**AIM:** Repeat all the material exactly; pictures stay out of your copy.

[begin DATASET ENTRIES]

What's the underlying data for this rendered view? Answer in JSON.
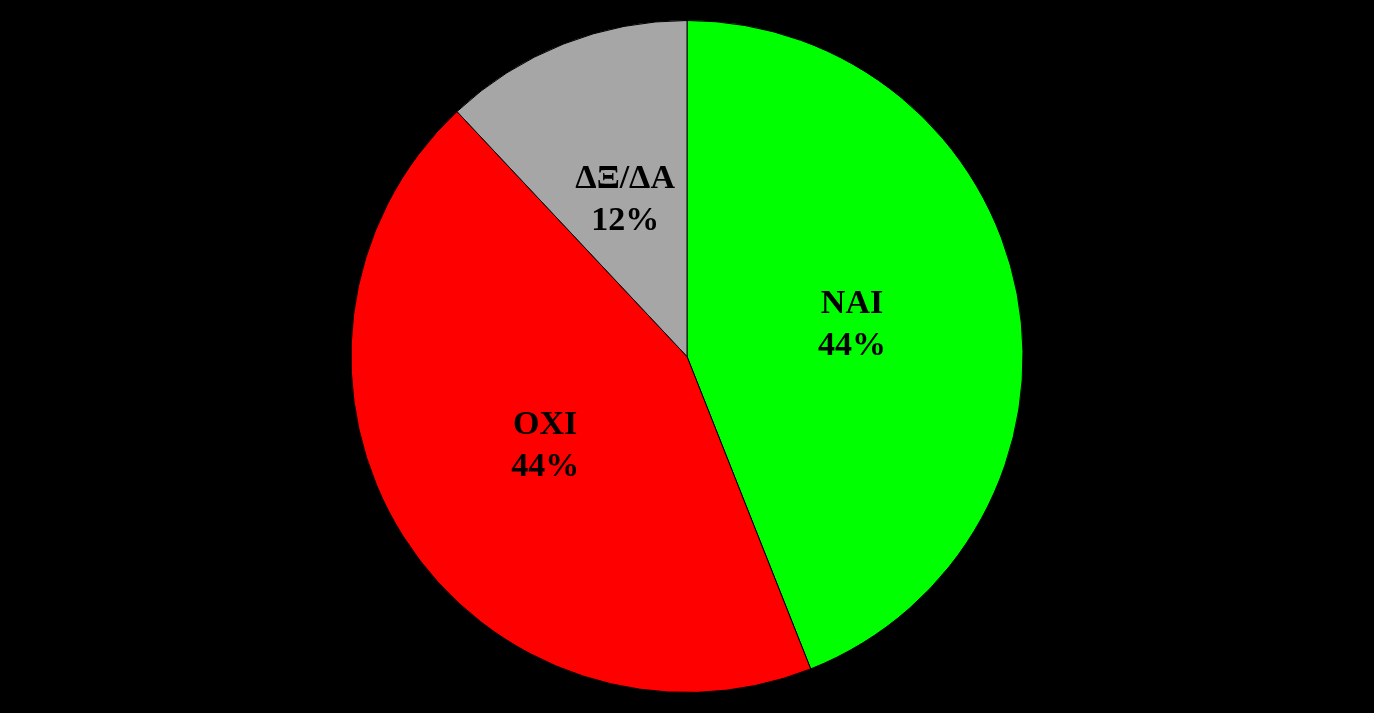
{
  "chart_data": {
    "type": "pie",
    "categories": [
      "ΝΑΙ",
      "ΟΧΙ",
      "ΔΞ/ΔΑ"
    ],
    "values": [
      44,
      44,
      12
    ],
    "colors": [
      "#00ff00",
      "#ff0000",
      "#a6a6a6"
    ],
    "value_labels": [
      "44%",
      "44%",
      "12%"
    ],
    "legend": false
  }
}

[end DATASET ENTRIES]

**OUTPUT FOR THIS TASK:**
What's the underlying data for this rendered view? Answer in JSON.
{
  "chart_data": {
    "type": "pie",
    "categories": [
      "ΝΑΙ",
      "ΟΧΙ",
      "ΔΞ/ΔΑ"
    ],
    "values": [
      44,
      44,
      12
    ],
    "colors": [
      "#00ff00",
      "#ff0000",
      "#a6a6a6"
    ],
    "value_labels": [
      "44%",
      "44%",
      "12%"
    ],
    "legend": false
  }
}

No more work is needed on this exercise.